Problem statement - Your task is to copy every line of the entries that contains "name".

Items from a figure collection -
^^^^^^^^^^^^^^^^

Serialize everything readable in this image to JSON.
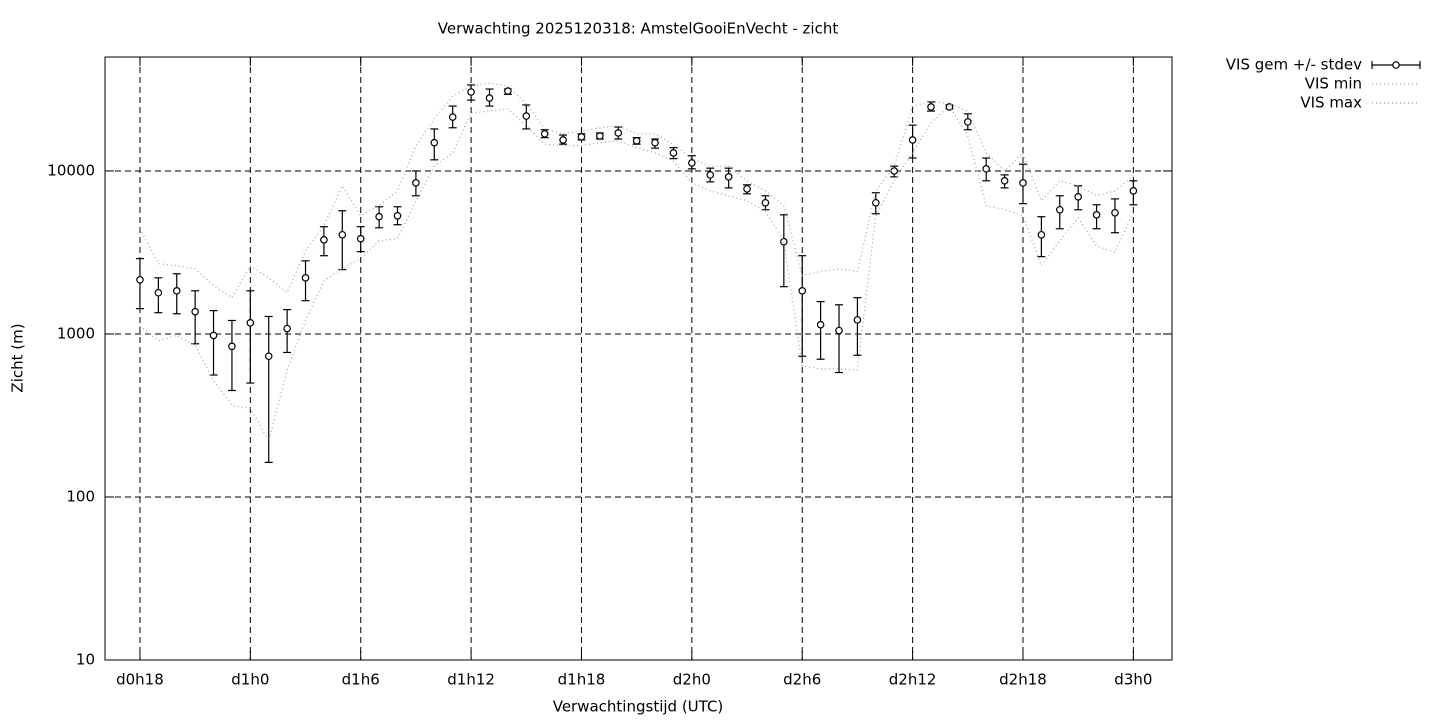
{
  "chart_data": {
    "type": "errorbar",
    "title": "Verwachting 2025120318: AmstelGooiEnVecht - zicht",
    "x_label": "Verwachtingstijd (UTC)",
    "y_label": "Zicht (m)",
    "log_y": true,
    "grid": true,
    "legend": "outside-top-right",
    "xlim": [
      16.1,
      74.1
    ],
    "ylim": [
      10,
      50000
    ],
    "xticks": [
      {
        "value": 18,
        "label": "d0h18"
      },
      {
        "value": 24,
        "label": "d1h0"
      },
      {
        "value": 30,
        "label": "d1h6"
      },
      {
        "value": 36,
        "label": "d1h12"
      },
      {
        "value": 42,
        "label": "d1h18"
      },
      {
        "value": 48,
        "label": "d2h0"
      },
      {
        "value": 54,
        "label": "d2h6"
      },
      {
        "value": 60,
        "label": "d2h12"
      },
      {
        "value": 66,
        "label": "d2h18"
      },
      {
        "value": 72,
        "label": "d3h0"
      }
    ],
    "yticks": [
      10,
      100,
      1000,
      10000
    ],
    "x": [
      18,
      19,
      20,
      21,
      22,
      23,
      24,
      25,
      26,
      27,
      28,
      29,
      30,
      31,
      32,
      33,
      34,
      35,
      36,
      37,
      38,
      39,
      40,
      41,
      42,
      43,
      44,
      45,
      46,
      47,
      48,
      49,
      50,
      51,
      52,
      53,
      54,
      55,
      56,
      57,
      58,
      59,
      60,
      61,
      62,
      63,
      64,
      65,
      66,
      67,
      68,
      69,
      70,
      71,
      72
    ],
    "series": [
      {
        "name": "VIS gem +/- stdev",
        "color": "#000000",
        "values": [
          2150,
          1790,
          1840,
          1370,
          980,
          840,
          1170,
          730,
          1080,
          2210,
          3780,
          4060,
          3840,
          5240,
          5310,
          8450,
          14900,
          21400,
          30500,
          28000,
          30900,
          21700,
          16900,
          15500,
          16200,
          16400,
          17100,
          15300,
          14900,
          12900,
          11200,
          9460,
          9200,
          7760,
          6380,
          3680,
          1840,
          1140,
          1050,
          1220,
          6380,
          10000,
          15500,
          24700,
          24700,
          20000,
          10300,
          8700,
          8450,
          4060,
          5780,
          6940,
          5380,
          5540,
          7550
        ],
        "lower": [
          1430,
          1350,
          1330,
          870,
          560,
          450,
          500,
          163,
          770,
          1600,
          3020,
          2480,
          3200,
          4480,
          4680,
          7040,
          11700,
          18400,
          27200,
          25000,
          29500,
          18100,
          16000,
          14600,
          15500,
          15700,
          15700,
          14600,
          13800,
          11900,
          10300,
          8570,
          7870,
          7240,
          5780,
          1950,
          730,
          700,
          580,
          740,
          5460,
          9200,
          12000,
          23300,
          24000,
          17900,
          8700,
          7870,
          6300,
          2980,
          4420,
          5780,
          4420,
          4180,
          6200
        ],
        "upper": [
          2900,
          2210,
          2340,
          1840,
          1390,
          1210,
          1840,
          1280,
          1410,
          2810,
          4550,
          5700,
          4550,
          6030,
          6030,
          10000,
          18100,
          25000,
          33700,
          31800,
          31800,
          25400,
          17900,
          16600,
          16900,
          17100,
          18600,
          16000,
          15700,
          13900,
          12400,
          10400,
          10400,
          8220,
          7040,
          5380,
          3020,
          1580,
          1510,
          1670,
          7350,
          10700,
          19100,
          26500,
          25400,
          22400,
          12000,
          9460,
          11000,
          5240,
          7040,
          8110,
          6200,
          6740,
          8700
        ]
      },
      {
        "name": "VIS min",
        "color": "#a0a0a0",
        "values": [
          1120,
          910,
          980,
          850,
          520,
          365,
          350,
          220,
          600,
          1210,
          2120,
          2510,
          2900,
          3730,
          3840,
          6560,
          10700,
          12900,
          22700,
          23300,
          24000,
          18900,
          14600,
          14300,
          14300,
          14900,
          15300,
          13900,
          12900,
          11500,
          8450,
          7550,
          7040,
          6560,
          5620,
          3730,
          640,
          610,
          610,
          600,
          5310,
          8700,
          12900,
          19700,
          25000,
          16400,
          6110,
          5800,
          5310,
          2620,
          3730,
          5150,
          3460,
          3160,
          5620
        ]
      },
      {
        "name": "VIS max",
        "color": "#a0a0a0",
        "values": [
          4420,
          2700,
          2620,
          2510,
          1980,
          1670,
          2620,
          2210,
          1790,
          3240,
          4610,
          8110,
          5310,
          6110,
          7550,
          14300,
          20800,
          28800,
          33200,
          34600,
          33200,
          25800,
          18100,
          16900,
          17600,
          18400,
          18900,
          16900,
          16900,
          14600,
          11900,
          10700,
          10700,
          8700,
          7550,
          6110,
          2280,
          2420,
          2510,
          2420,
          7550,
          10700,
          25000,
          26800,
          25800,
          23300,
          12900,
          10000,
          12900,
          6560,
          8700,
          8110,
          7040,
          7550,
          9350
        ]
      }
    ]
  }
}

^^^^^^^^^^^^^^^^

In response -
        "name": "VIS gem +/- stdev",
        "name": "VIS min",
        "name": "VIS max",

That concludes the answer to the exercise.